» **GIVEN REQUEST**
Return all entries precisely as they stand, without the images.

» **DATA SHOWN**
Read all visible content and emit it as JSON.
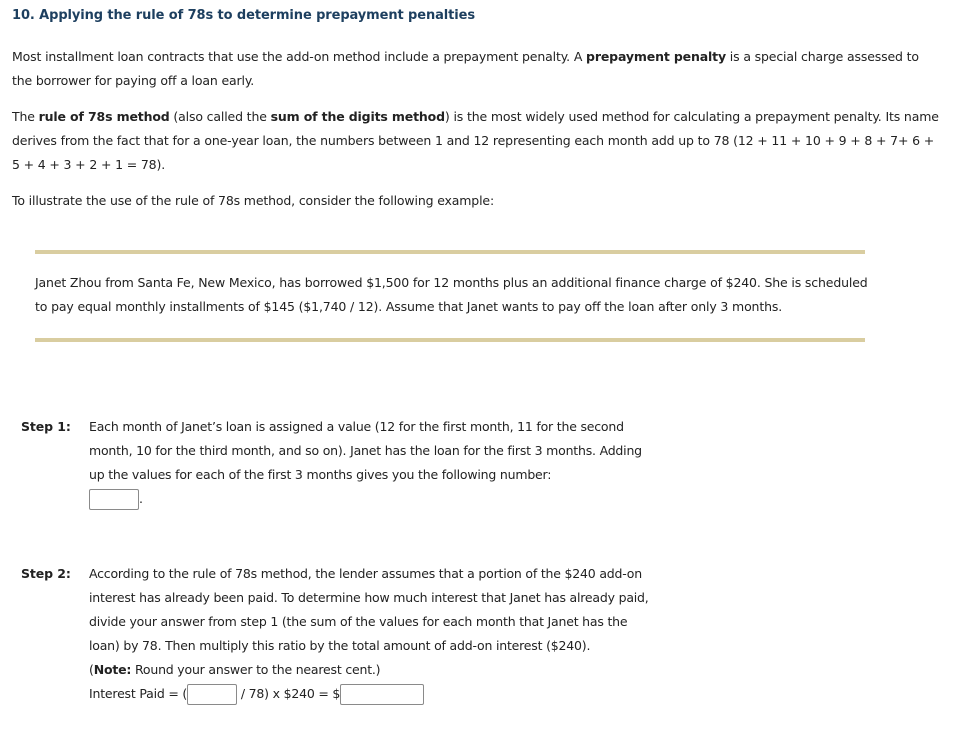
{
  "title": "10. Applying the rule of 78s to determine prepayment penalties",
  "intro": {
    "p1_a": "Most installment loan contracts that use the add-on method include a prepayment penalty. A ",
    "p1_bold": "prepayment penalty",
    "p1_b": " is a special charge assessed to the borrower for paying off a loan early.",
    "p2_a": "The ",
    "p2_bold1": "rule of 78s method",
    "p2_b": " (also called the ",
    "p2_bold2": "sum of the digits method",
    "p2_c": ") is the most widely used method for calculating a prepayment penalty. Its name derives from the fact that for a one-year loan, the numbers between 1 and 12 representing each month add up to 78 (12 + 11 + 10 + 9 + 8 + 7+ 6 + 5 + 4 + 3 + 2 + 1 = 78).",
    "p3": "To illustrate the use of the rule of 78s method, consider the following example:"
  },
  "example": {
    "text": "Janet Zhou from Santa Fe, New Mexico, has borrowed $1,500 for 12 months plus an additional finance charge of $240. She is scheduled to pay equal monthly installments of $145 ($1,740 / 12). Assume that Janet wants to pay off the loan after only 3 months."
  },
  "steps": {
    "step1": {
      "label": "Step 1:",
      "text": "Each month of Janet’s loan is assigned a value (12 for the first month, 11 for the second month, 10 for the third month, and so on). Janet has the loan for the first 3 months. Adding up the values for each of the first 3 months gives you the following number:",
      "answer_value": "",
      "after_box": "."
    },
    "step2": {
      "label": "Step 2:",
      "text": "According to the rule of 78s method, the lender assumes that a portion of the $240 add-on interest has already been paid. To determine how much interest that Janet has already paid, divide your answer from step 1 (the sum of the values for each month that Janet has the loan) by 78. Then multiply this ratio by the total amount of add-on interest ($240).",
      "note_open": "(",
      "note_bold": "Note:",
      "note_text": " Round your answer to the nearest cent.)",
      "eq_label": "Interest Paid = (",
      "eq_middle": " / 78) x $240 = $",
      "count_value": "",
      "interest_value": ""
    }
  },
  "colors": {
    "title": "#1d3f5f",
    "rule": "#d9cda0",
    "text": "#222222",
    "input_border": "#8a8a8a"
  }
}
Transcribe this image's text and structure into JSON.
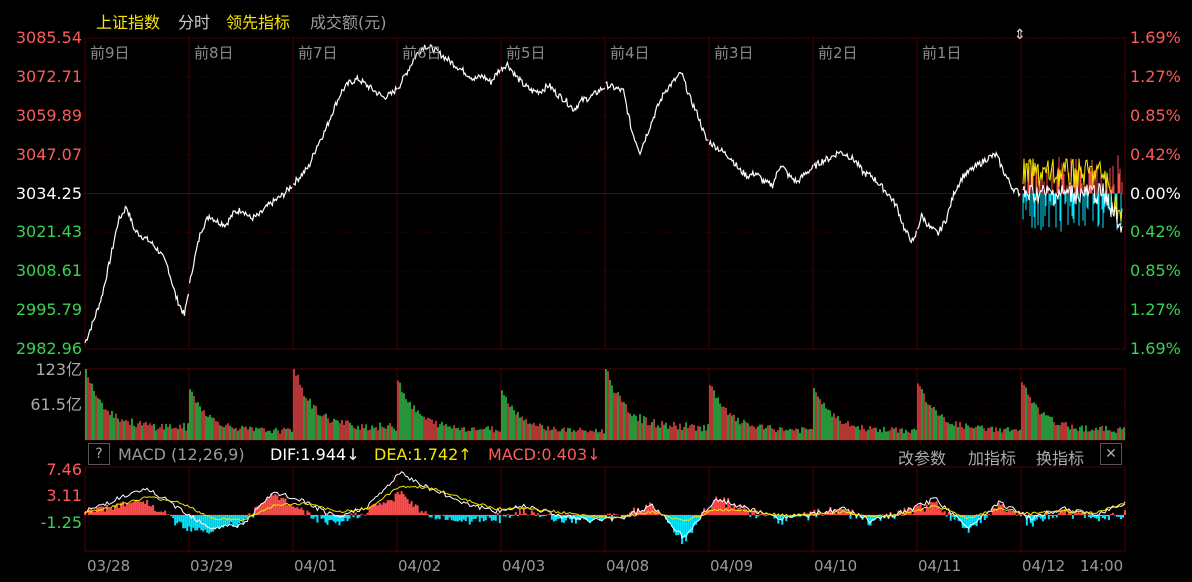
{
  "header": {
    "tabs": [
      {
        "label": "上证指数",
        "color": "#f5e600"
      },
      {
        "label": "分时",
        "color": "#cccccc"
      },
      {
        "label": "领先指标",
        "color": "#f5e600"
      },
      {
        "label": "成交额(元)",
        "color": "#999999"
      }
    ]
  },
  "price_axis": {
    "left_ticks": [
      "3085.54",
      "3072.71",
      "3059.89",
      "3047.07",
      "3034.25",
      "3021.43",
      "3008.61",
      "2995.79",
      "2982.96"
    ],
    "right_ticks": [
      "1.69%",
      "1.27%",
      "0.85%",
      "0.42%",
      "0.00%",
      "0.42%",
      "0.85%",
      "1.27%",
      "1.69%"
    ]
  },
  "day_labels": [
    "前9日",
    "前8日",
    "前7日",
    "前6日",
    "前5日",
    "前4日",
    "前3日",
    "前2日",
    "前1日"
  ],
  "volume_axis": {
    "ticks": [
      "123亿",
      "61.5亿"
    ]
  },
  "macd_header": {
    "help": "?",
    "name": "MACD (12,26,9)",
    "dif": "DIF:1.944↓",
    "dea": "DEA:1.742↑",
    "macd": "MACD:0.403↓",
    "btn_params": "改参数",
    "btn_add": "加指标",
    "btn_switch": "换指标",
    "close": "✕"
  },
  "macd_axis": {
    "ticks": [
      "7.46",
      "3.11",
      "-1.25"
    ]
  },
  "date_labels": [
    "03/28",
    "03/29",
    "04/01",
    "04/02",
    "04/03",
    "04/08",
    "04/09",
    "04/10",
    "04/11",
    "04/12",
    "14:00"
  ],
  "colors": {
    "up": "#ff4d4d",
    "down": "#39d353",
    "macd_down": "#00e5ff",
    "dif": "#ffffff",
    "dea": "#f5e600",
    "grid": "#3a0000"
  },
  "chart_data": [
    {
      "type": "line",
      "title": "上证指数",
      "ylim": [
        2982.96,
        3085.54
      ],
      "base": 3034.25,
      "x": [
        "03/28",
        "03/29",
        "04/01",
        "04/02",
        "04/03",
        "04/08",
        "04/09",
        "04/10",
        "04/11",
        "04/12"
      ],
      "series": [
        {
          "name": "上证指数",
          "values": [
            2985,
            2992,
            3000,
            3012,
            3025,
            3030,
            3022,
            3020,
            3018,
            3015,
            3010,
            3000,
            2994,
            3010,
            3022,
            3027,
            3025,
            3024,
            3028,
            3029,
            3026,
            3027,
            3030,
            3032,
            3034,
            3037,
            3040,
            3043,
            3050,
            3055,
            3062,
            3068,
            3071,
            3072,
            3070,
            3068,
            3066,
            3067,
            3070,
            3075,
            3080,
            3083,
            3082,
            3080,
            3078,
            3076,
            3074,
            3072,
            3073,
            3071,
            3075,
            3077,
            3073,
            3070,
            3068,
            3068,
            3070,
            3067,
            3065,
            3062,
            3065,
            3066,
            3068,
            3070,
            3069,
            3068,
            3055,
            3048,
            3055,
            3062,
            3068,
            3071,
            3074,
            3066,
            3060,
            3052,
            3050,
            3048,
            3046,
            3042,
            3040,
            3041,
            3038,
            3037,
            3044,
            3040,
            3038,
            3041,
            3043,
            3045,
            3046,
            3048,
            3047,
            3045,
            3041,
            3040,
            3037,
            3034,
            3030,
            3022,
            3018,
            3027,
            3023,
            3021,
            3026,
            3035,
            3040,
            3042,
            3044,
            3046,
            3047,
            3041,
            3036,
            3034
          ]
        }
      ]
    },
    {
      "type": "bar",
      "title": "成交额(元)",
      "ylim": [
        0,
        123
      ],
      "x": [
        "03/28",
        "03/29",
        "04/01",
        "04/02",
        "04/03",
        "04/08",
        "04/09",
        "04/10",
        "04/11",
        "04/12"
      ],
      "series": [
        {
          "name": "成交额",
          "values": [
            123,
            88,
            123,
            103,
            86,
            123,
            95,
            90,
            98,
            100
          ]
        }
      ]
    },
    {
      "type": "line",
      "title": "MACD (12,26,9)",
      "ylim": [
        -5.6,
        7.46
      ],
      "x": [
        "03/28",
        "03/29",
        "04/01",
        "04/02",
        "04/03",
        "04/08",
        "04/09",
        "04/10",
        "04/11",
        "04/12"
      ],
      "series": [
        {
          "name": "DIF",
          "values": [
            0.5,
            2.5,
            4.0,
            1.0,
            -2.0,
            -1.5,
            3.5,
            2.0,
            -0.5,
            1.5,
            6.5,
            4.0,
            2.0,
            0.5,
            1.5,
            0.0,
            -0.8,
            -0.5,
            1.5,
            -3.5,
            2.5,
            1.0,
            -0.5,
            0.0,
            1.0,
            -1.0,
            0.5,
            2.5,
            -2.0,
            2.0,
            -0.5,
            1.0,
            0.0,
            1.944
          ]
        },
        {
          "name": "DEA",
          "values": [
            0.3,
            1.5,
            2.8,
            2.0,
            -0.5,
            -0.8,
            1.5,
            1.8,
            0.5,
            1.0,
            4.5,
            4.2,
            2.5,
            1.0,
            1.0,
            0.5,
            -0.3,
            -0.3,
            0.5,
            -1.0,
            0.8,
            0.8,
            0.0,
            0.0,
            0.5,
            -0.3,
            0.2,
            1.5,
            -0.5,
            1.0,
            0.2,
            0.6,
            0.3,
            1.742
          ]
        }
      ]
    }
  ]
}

» **ANSWER**
Read all visible content and emit it as JSON.
{
  "title": "10. Applying the rule of 78s to determine prepayment penalties",
  "intro": {
    "p1_a": "Most installment loan contracts that use the add-on method include a prepayment penalty. A ",
    "p1_bold": "prepayment penalty",
    "p1_b": " is a special charge assessed to the borrower for paying off a loan early.",
    "p2_a": "The ",
    "p2_bold1": "rule of 78s method",
    "p2_b": " (also called the ",
    "p2_bold2": "sum of the digits method",
    "p2_c": ") is the most widely used method for calculating a prepayment penalty. Its name derives from the fact that for a one-year loan, the numbers between 1 and 12 representing each month add up to 78 (12 + 11 + 10 + 9 + 8 + 7+ 6 + 5 + 4 + 3 + 2 + 1 = 78).",
    "p3": "To illustrate the use of the rule of 78s method, consider the following example:"
  },
  "example": {
    "text": "Janet Zhou from Santa Fe, New Mexico, has borrowed $1,500 for 12 months plus an additional finance charge of $240. She is scheduled to pay equal monthly installments of $145 ($1,740 / 12). Assume that Janet wants to pay off the loan after only 3 months."
  },
  "steps": {
    "step1": {
      "label": "Step 1:",
      "text": "Each month of Janet’s loan is assigned a value (12 for the first month, 11 for the second month, 10 for the third month, and so on). Janet has the loan for the first 3 months. Adding up the values for each of the first 3 months gives you the following number:",
      "answer_value": "",
      "after_box": "."
    },
    "step2": {
      "label": "Step 2:",
      "text": "According to the rule of 78s method, the lender assumes that a portion of the $240 add-on interest has already been paid. To determine how much interest that Janet has already paid, divide your answer from step 1 (the sum of the values for each month that Janet has the loan) by 78. Then multiply this ratio by the total amount of add-on interest ($240).",
      "note_open": "(",
      "note_bold": "Note:",
      "note_text": " Round your answer to the nearest cent.)",
      "eq_label": "Interest Paid = (",
      "eq_middle": " / 78) x $240 = $",
      "count_value": "",
      "interest_value": ""
    }
  },
  "colors": {
    "title": "#1d3f5f",
    "rule": "#d9cda0",
    "text": "#222222",
    "input_border": "#8a8a8a"
  }
}
Transcribe this image's text and structure into JSON.
{
  "header": {
    "tabs": [
      {
        "label": "上证指数",
        "color": "#f5e600"
      },
      {
        "label": "分时",
        "color": "#cccccc"
      },
      {
        "label": "领先指标",
        "color": "#f5e600"
      },
      {
        "label": "成交额(元)",
        "color": "#999999"
      }
    ]
  },
  "price_axis": {
    "left_ticks": [
      "3085.54",
      "3072.71",
      "3059.89",
      "3047.07",
      "3034.25",
      "3021.43",
      "3008.61",
      "2995.79",
      "2982.96"
    ],
    "right_ticks": [
      "1.69%",
      "1.27%",
      "0.85%",
      "0.42%",
      "0.00%",
      "0.42%",
      "0.85%",
      "1.27%",
      "1.69%"
    ]
  },
  "day_labels": [
    "前9日",
    "前8日",
    "前7日",
    "前6日",
    "前5日",
    "前4日",
    "前3日",
    "前2日",
    "前1日"
  ],
  "volume_axis": {
    "ticks": [
      "123亿",
      "61.5亿"
    ]
  },
  "macd_header": {
    "help": "?",
    "name": "MACD (12,26,9)",
    "dif": "DIF:1.944↓",
    "dea": "DEA:1.742↑",
    "macd": "MACD:0.403↓",
    "btn_params": "改参数",
    "btn_add": "加指标",
    "btn_switch": "换指标",
    "close": "✕"
  },
  "macd_axis": {
    "ticks": [
      "7.46",
      "3.11",
      "-1.25"
    ]
  },
  "date_labels": [
    "03/28",
    "03/29",
    "04/01",
    "04/02",
    "04/03",
    "04/08",
    "04/09",
    "04/10",
    "04/11",
    "04/12",
    "14:00"
  ],
  "colors": {
    "up": "#ff4d4d",
    "down": "#39d353",
    "macd_down": "#00e5ff",
    "dif": "#ffffff",
    "dea": "#f5e600",
    "grid": "#3a0000"
  },
  "chart_data": [
    {
      "type": "line",
      "title": "上证指数",
      "ylim": [
        2982.96,
        3085.54
      ],
      "base": 3034.25,
      "x": [
        "03/28",
        "03/29",
        "04/01",
        "04/02",
        "04/03",
        "04/08",
        "04/09",
        "04/10",
        "04/11",
        "04/12"
      ],
      "series": [
        {
          "name": "上证指数",
          "values": [
            2985,
            2992,
            3000,
            3012,
            3025,
            3030,
            3022,
            3020,
            3018,
            3015,
            3010,
            3000,
            2994,
            3010,
            3022,
            3027,
            3025,
            3024,
            3028,
            3029,
            3026,
            3027,
            3030,
            3032,
            3034,
            3037,
            3040,
            3043,
            3050,
            3055,
            3062,
            3068,
            3071,
            3072,
            3070,
            3068,
            3066,
            3067,
            3070,
            3075,
            3080,
            3083,
            3082,
            3080,
            3078,
            3076,
            3074,
            3072,
            3073,
            3071,
            3075,
            3077,
            3073,
            3070,
            3068,
            3068,
            3070,
            3067,
            3065,
            3062,
            3065,
            3066,
            3068,
            3070,
            3069,
            3068,
            3055,
            3048,
            3055,
            3062,
            3068,
            3071,
            3074,
            3066,
            3060,
            3052,
            3050,
            3048,
            3046,
            3042,
            3040,
            3041,
            3038,
            3037,
            3044,
            3040,
            3038,
            3041,
            3043,
            3045,
            3046,
            3048,
            3047,
            3045,
            3041,
            3040,
            3037,
            3034,
            3030,
            3022,
            3018,
            3027,
            3023,
            3021,
            3026,
            3035,
            3040,
            3042,
            3044,
            3046,
            3047,
            3041,
            3036,
            3034
          ]
        }
      ]
    },
    {
      "type": "bar",
      "title": "成交额(元)",
      "ylim": [
        0,
        123
      ],
      "x": [
        "03/28",
        "03/29",
        "04/01",
        "04/02",
        "04/03",
        "04/08",
        "04/09",
        "04/10",
        "04/11",
        "04/12"
      ],
      "series": [
        {
          "name": "成交额",
          "values": [
            123,
            88,
            123,
            103,
            86,
            123,
            95,
            90,
            98,
            100
          ]
        }
      ]
    },
    {
      "type": "line",
      "title": "MACD (12,26,9)",
      "ylim": [
        -5.6,
        7.46
      ],
      "x": [
        "03/28",
        "03/29",
        "04/01",
        "04/02",
        "04/03",
        "04/08",
        "04/09",
        "04/10",
        "04/11",
        "04/12"
      ],
      "series": [
        {
          "name": "DIF",
          "values": [
            0.5,
            2.5,
            4.0,
            1.0,
            -2.0,
            -1.5,
            3.5,
            2.0,
            -0.5,
            1.5,
            6.5,
            4.0,
            2.0,
            0.5,
            1.5,
            0.0,
            -0.8,
            -0.5,
            1.5,
            -3.5,
            2.5,
            1.0,
            -0.5,
            0.0,
            1.0,
            -1.0,
            0.5,
            2.5,
            -2.0,
            2.0,
            -0.5,
            1.0,
            0.0,
            1.944
          ]
        },
        {
          "name": "DEA",
          "values": [
            0.3,
            1.5,
            2.8,
            2.0,
            -0.5,
            -0.8,
            1.5,
            1.8,
            0.5,
            1.0,
            4.5,
            4.2,
            2.5,
            1.0,
            1.0,
            0.5,
            -0.3,
            -0.3,
            0.5,
            -1.0,
            0.8,
            0.8,
            0.0,
            0.0,
            0.5,
            -0.3,
            0.2,
            1.5,
            -0.5,
            1.0,
            0.2,
            0.6,
            0.3,
            1.742
          ]
        }
      ]
    }
  ]
}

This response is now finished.